Passage shown:
****
I agree not having a diagnosis is difficult to say the least, it was actually my family dr of at that time 28 years that diagnosed me. He was actually the dr that was going to deliver me. long story. anyhow, I had been sick and progressively symptoms and such got worse, i served in the gulf war and had three kids right after Jan 1992, dec 1992 and then in june of 94, i seriously thought i was going insane. I thought i was a hypochondriac. i had suffered from migraines off and on since 15 years old, so any way my family doctor knew me from birth, new my personality and new something wasn't right. He said he suspected something and he wanted to try a medicine for a month, if i had some relief it would not verify but confirm his line of thinking and if not well i would get off the med and move on. Well it helped. I had a ton of symptoms but other than the medicine leading to you have some type of auto immune disease my best guess is lupus. but my lab work was inconclusive, my sed rate high by ana always looked with in range. Until i flared. then my husband came home from serving in iraq we moved to CO for a job and i found a great family doc and a rheumy that is great.
****
Material supplied:
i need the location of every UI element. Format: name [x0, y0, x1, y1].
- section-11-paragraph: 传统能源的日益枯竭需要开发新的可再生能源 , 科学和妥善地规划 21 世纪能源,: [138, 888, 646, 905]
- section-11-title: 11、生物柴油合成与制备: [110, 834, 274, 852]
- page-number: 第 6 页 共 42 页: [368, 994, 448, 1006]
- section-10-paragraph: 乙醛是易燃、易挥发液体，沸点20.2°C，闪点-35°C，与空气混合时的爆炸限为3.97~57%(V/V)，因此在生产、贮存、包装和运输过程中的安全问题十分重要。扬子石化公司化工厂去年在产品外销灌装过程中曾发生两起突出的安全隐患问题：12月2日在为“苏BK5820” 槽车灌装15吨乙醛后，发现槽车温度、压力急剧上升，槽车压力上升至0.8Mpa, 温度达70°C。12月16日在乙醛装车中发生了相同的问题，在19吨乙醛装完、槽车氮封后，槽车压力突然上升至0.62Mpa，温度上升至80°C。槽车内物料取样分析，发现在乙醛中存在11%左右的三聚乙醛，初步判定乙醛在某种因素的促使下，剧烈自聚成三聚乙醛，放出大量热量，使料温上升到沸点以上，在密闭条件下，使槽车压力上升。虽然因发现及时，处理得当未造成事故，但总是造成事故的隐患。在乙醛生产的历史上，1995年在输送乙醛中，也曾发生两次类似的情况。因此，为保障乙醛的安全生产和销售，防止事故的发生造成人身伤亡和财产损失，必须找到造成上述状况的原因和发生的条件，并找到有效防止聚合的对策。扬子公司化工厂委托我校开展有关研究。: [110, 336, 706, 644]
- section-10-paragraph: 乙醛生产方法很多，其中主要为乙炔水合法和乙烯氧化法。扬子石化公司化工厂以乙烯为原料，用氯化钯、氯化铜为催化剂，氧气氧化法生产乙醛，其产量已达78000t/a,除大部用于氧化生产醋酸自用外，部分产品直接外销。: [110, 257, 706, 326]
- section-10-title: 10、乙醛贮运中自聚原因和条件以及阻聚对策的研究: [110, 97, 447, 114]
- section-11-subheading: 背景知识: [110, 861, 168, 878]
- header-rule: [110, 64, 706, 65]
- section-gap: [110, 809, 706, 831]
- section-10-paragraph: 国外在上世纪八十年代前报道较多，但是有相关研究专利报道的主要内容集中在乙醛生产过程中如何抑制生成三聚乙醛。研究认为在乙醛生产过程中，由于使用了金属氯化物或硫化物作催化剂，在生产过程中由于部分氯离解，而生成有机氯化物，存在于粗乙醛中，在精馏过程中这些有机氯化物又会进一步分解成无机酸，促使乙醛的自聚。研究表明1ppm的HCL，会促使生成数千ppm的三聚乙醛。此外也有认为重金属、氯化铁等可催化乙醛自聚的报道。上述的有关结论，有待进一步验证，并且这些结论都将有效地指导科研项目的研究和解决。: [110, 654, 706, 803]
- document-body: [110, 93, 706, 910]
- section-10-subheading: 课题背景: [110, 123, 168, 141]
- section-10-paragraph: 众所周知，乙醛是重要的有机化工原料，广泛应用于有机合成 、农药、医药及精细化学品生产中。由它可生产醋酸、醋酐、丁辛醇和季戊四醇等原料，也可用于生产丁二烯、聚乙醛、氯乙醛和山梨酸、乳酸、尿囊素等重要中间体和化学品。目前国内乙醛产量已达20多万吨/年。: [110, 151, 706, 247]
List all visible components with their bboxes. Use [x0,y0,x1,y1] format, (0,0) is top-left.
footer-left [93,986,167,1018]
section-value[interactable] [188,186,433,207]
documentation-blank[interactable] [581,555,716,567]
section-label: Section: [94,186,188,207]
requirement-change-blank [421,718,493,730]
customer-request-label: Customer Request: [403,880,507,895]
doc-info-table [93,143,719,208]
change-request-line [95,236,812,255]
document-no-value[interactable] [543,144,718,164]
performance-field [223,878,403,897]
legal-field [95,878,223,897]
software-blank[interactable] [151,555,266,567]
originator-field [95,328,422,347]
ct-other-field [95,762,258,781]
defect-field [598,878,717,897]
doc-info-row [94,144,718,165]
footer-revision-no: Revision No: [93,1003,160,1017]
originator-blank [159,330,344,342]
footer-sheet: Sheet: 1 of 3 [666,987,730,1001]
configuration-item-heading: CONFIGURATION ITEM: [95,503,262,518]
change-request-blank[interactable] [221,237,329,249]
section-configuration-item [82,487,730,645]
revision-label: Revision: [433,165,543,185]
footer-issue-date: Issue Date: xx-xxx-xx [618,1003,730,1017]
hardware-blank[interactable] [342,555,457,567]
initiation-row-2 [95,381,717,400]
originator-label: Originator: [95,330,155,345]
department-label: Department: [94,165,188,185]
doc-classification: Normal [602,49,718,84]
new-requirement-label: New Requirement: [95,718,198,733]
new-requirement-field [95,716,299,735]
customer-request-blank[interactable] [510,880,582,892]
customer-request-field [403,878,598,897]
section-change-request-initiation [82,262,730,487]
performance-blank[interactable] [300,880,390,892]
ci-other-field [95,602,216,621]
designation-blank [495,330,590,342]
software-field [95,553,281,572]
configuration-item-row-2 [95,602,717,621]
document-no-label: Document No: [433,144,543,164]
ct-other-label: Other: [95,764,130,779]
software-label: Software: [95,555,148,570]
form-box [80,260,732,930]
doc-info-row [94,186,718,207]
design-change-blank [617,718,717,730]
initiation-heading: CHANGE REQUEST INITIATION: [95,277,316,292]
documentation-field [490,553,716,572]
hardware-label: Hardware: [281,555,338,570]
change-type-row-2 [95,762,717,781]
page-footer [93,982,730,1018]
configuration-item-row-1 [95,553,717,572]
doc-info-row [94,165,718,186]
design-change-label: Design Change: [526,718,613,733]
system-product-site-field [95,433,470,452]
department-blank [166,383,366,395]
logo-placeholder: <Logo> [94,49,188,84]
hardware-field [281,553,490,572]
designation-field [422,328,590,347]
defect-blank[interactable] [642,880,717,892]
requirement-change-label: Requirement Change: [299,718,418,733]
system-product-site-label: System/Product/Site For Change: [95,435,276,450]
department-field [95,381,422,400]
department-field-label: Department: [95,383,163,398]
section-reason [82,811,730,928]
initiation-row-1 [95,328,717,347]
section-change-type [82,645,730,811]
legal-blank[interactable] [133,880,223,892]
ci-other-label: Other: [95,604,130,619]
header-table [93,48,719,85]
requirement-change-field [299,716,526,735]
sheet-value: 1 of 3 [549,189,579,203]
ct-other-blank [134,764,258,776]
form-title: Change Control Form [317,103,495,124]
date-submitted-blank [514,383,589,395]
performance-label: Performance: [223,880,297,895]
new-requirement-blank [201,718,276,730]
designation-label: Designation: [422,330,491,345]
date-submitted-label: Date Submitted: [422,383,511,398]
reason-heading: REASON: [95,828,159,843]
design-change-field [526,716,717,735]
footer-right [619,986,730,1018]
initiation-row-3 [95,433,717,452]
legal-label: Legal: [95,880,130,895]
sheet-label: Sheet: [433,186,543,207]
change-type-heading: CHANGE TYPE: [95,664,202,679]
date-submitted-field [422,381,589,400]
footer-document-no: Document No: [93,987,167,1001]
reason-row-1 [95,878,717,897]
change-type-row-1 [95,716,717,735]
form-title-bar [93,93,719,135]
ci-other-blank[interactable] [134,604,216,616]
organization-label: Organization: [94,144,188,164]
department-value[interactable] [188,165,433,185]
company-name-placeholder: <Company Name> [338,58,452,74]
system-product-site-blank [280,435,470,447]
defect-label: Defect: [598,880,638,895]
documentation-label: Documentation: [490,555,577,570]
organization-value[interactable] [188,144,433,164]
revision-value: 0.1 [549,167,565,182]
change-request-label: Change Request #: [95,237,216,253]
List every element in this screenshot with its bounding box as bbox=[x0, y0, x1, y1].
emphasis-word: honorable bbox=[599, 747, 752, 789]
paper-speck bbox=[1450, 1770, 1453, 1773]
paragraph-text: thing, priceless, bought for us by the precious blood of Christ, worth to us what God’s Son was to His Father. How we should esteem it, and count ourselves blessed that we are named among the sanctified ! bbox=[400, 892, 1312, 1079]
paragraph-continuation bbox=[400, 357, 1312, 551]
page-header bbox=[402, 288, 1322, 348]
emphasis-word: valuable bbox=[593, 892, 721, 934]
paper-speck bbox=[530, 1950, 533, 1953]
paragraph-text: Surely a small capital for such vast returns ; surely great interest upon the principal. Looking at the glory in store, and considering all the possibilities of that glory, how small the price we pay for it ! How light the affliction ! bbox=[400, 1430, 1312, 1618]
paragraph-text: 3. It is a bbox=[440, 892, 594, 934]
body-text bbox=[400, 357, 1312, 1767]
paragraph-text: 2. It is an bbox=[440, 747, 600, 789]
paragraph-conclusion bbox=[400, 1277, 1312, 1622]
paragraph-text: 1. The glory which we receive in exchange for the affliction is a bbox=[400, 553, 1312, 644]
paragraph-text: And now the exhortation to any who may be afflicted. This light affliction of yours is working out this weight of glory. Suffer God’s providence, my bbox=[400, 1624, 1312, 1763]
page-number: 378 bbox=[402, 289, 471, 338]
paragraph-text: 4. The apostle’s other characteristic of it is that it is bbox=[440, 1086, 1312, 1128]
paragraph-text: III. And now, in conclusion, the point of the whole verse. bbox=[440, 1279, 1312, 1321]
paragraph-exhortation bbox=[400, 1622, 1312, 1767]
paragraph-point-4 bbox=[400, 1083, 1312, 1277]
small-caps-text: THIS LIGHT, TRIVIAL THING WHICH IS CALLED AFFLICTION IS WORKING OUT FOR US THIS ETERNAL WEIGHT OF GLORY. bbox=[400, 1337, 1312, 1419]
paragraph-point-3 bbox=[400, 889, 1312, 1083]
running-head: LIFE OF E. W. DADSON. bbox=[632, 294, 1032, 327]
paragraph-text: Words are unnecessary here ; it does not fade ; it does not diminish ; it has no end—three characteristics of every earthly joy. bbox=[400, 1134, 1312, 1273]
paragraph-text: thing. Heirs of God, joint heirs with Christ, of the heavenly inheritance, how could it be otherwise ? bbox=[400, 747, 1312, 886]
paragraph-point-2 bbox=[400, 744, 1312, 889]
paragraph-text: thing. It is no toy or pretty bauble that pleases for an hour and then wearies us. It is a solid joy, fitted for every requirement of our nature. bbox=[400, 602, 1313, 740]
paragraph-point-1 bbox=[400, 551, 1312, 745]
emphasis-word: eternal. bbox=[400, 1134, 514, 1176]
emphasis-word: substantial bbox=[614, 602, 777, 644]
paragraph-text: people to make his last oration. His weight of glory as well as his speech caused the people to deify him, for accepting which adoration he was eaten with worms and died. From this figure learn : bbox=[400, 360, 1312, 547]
****
Problem:
Reproduce the full forum post about getting an autoimmune diagnosis, the one placed before the records, without changing anything.

Answer section:
I agree not having a diagnosis is difficult to say the least, it was actually my family dr of at that time 28 years that diagnosed me. He was actually the dr that was going to deliver me. long story. anyhow, I had been sick and progressively symptoms and such got worse, i served in the gulf war and had three kids right after Jan 1992, dec 1992 and then in june of 94, i seriously thought i was going insane. I thought i was a hypochondriac. i had suffered from migraines off and on since 15 years old, so any way my family doctor knew me from birth, new my personality and new something wasn't right. He said he suspected something and he wanted to try a medicine for a month, if i had some relief it would not verify but confirm his line of thinking and if not well i would get off the med and move on. Well it helped. I had a ton of symptoms but other than the medicine leading to you have some type of auto immune disease my best guess is lupus. but my lab work was inconclusive, my sed rate high by ana always looked with in range. Until i flared. then my husband came home from serving in iraq we moved to CO for a job and i found a great family doc and a rheumy that is great.